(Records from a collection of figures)
___

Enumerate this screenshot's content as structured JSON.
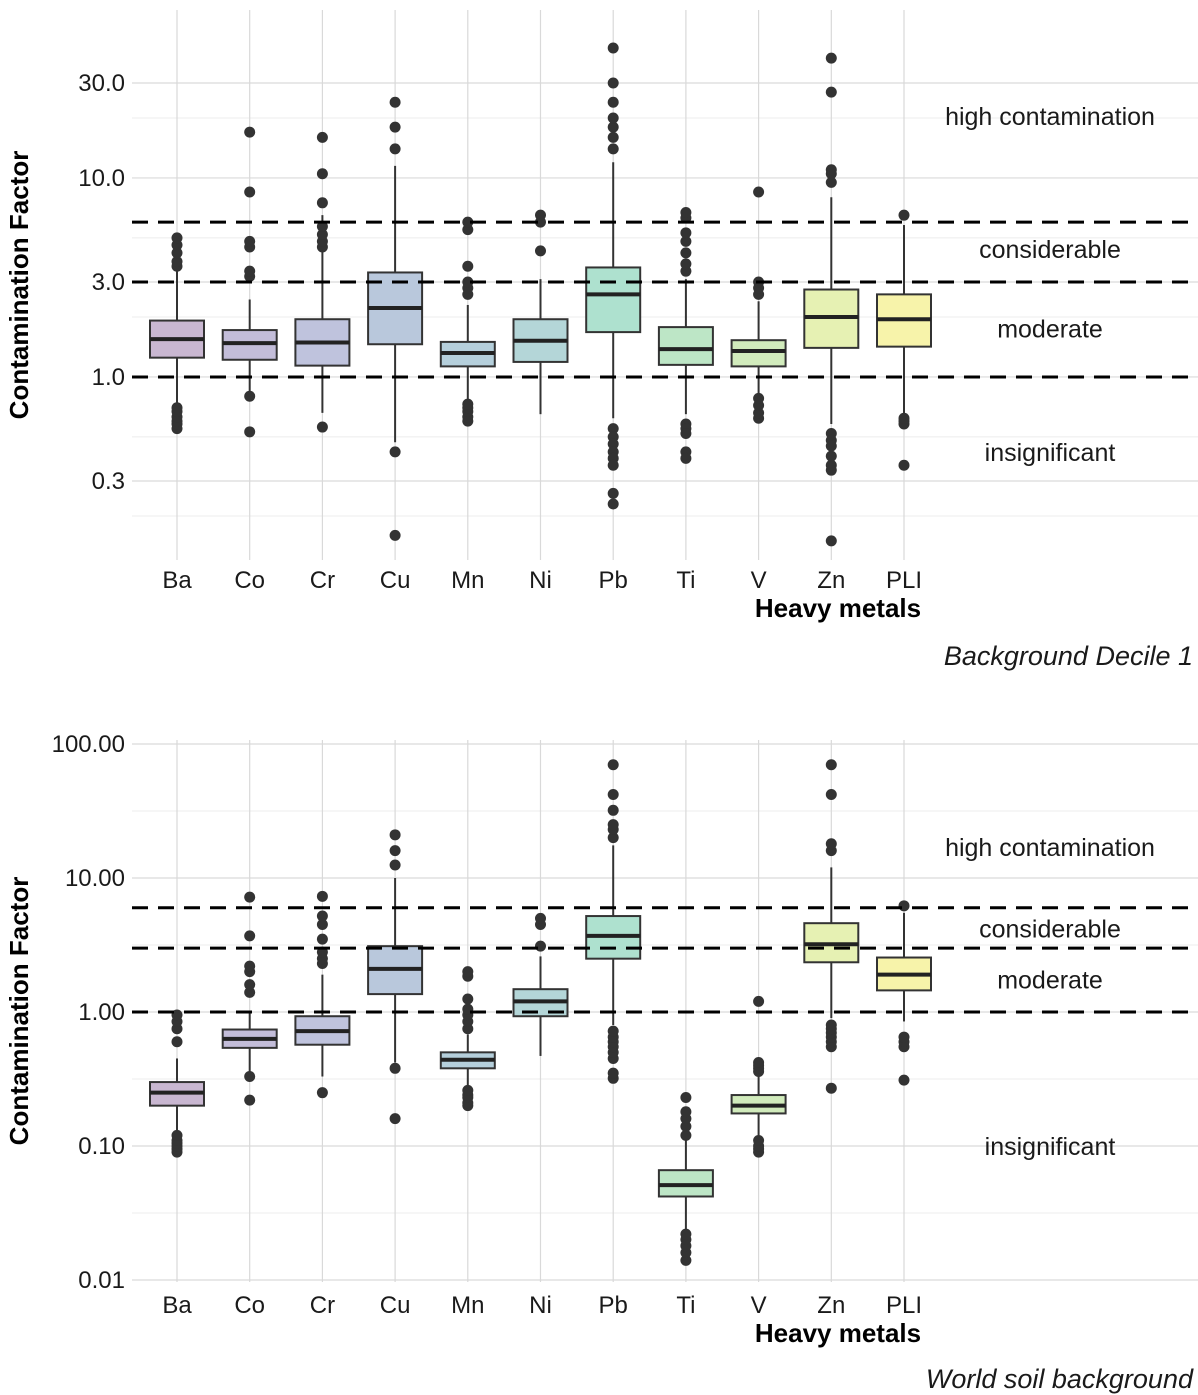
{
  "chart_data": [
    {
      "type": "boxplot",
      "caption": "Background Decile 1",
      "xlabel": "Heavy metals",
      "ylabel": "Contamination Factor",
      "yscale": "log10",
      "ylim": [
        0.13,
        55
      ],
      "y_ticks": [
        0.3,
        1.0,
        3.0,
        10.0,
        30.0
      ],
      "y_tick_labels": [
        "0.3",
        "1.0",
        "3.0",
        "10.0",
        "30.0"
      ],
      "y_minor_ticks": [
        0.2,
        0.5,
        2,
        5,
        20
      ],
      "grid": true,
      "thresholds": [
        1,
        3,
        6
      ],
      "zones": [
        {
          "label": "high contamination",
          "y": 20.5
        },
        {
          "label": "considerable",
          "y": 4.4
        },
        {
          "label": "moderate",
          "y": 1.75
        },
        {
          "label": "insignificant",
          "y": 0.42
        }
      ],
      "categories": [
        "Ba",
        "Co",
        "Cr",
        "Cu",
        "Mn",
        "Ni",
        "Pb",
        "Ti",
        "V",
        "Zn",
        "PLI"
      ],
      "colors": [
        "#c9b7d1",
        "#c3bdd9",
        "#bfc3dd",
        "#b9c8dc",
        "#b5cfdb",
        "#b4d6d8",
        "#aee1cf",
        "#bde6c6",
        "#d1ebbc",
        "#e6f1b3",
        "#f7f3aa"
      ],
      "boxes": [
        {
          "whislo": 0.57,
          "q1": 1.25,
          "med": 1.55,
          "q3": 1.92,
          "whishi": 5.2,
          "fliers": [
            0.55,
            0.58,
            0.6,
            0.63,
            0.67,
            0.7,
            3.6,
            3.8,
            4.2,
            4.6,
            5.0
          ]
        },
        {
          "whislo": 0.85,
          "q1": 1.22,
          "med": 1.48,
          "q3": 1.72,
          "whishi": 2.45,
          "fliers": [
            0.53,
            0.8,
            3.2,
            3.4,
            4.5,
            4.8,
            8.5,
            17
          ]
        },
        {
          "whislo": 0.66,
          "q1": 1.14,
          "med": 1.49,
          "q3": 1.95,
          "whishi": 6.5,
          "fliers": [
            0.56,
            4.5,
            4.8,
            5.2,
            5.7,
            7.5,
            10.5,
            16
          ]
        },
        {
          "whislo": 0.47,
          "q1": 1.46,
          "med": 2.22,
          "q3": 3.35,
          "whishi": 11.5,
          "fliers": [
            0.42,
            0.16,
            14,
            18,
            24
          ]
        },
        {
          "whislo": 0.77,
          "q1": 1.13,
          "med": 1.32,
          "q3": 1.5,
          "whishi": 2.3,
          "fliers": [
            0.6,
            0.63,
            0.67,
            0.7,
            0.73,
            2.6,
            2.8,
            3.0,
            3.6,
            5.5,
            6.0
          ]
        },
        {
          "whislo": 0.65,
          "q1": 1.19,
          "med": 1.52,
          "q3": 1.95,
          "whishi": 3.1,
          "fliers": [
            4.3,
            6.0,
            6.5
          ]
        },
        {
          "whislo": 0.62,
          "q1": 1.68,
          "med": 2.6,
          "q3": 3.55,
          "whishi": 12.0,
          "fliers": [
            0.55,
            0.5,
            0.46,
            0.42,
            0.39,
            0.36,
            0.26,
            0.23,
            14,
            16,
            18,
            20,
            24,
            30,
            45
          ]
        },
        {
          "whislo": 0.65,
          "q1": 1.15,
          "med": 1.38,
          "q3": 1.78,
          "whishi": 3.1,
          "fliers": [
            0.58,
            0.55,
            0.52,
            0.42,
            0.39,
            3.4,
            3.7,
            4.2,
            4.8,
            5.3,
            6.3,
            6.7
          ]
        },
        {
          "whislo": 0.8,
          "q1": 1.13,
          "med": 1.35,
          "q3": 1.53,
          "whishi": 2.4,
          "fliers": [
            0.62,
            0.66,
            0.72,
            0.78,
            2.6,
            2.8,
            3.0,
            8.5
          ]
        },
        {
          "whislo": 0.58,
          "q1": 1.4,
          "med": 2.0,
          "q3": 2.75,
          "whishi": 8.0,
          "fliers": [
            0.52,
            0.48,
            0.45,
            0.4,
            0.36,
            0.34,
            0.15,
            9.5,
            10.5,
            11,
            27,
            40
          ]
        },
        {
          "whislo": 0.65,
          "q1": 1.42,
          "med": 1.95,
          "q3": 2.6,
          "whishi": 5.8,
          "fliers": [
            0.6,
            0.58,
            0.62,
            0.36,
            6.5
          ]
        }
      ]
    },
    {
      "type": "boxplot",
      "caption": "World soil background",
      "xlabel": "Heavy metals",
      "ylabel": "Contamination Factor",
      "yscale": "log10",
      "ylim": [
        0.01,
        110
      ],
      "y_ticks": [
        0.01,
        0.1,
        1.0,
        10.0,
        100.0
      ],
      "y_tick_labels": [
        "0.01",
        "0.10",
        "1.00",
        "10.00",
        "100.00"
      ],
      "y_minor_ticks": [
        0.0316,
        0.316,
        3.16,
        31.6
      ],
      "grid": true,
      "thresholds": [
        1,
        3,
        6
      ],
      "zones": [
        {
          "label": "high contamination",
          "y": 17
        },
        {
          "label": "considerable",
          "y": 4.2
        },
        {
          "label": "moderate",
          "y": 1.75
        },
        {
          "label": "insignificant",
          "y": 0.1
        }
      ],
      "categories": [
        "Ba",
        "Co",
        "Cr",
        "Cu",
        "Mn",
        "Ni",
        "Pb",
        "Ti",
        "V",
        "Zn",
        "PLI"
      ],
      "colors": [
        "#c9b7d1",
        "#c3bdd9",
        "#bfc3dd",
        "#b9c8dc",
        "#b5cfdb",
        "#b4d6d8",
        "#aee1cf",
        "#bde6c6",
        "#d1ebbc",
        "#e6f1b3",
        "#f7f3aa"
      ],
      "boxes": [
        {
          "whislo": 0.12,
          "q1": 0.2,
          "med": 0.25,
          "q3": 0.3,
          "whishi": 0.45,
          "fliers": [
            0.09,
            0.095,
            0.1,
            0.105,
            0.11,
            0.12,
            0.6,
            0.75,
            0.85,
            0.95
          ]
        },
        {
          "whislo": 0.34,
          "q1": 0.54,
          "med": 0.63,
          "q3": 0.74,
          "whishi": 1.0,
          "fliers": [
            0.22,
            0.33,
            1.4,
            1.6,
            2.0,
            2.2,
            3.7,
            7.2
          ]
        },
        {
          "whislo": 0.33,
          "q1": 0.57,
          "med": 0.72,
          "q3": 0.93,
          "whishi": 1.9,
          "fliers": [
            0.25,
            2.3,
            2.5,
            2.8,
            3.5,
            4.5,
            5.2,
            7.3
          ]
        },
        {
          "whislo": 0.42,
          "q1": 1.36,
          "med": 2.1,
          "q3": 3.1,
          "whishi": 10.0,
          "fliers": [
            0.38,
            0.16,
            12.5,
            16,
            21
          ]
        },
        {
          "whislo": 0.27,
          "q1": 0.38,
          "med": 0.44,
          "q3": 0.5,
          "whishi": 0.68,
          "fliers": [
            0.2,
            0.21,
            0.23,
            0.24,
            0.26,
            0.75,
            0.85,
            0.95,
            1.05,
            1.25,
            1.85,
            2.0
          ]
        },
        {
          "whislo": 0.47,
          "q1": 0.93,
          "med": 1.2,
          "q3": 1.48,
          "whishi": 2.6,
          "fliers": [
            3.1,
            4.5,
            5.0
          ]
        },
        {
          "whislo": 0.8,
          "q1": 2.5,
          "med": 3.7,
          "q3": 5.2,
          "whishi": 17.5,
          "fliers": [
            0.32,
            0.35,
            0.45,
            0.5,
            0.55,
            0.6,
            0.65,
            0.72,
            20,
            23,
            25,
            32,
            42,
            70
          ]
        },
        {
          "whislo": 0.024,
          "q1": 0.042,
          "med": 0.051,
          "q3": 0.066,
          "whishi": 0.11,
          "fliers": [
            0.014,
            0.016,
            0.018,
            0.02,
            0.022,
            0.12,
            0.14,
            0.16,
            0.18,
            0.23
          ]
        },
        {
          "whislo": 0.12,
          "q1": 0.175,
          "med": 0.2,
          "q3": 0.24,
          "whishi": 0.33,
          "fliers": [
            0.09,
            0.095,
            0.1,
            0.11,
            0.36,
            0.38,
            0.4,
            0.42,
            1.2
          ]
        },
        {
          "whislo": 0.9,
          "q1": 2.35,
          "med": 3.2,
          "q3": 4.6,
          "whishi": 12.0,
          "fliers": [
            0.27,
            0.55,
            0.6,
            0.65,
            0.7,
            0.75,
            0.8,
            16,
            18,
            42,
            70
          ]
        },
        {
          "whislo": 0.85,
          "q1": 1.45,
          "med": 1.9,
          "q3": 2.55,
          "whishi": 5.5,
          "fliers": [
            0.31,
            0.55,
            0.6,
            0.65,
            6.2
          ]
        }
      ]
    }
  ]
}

___

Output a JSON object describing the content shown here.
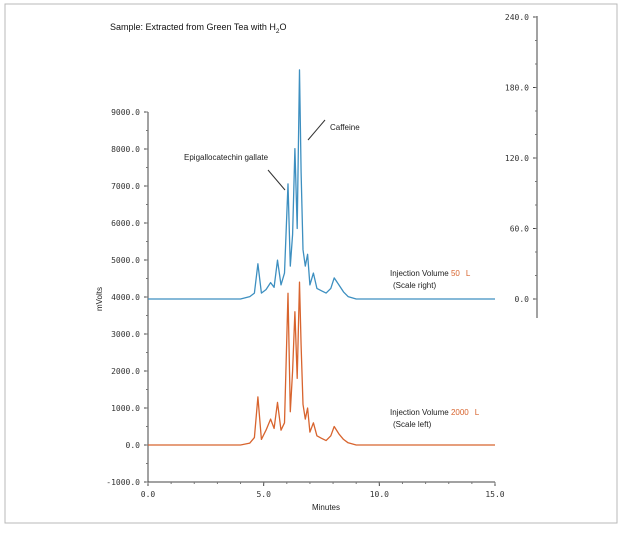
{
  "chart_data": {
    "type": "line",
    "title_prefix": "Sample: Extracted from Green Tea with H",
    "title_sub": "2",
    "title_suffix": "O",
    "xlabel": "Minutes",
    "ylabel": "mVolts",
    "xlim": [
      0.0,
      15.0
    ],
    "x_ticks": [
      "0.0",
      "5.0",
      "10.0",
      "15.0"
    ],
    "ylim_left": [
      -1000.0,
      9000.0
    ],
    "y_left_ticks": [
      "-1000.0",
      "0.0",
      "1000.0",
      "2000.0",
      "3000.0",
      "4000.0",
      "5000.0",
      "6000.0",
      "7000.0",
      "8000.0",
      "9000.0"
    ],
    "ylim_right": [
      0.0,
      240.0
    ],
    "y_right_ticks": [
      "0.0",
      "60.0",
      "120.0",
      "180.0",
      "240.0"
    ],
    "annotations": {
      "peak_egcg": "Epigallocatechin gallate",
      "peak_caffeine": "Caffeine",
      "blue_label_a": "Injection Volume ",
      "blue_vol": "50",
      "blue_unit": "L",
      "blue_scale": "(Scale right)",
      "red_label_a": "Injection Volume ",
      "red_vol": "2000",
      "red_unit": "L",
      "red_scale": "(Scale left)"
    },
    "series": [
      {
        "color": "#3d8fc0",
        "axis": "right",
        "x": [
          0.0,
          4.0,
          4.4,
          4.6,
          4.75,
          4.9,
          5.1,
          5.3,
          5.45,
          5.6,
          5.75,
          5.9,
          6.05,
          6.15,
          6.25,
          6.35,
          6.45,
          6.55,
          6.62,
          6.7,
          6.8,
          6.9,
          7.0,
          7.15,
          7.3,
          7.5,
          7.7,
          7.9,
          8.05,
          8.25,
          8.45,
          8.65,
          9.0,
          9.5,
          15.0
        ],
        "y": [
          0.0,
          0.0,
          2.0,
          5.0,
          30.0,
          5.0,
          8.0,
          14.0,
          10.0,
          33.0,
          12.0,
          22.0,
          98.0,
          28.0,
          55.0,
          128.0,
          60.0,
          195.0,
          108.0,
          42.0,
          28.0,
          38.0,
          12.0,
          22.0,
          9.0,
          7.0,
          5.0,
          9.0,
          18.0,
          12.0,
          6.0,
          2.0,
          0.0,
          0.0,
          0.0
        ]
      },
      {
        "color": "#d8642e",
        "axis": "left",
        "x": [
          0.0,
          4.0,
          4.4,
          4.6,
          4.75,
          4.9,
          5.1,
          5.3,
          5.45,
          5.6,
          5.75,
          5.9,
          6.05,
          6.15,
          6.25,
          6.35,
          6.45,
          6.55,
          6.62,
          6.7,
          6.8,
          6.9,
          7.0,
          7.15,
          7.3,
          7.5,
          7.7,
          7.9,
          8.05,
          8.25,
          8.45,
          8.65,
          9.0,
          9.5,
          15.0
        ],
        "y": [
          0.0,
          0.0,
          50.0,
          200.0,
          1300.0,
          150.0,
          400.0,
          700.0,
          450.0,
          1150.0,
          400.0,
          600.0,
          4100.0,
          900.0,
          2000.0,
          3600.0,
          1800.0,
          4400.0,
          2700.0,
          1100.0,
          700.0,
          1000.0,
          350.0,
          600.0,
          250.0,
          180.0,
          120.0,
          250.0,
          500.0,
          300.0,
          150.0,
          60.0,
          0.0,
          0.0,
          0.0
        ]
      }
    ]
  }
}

___

• THE TASK:
Return each line where "JSON" shows up.

• THE COMPLETED TASK:
Enumerate this screenshot's content as structured JSON.
Output a JSON object describing the content shown here.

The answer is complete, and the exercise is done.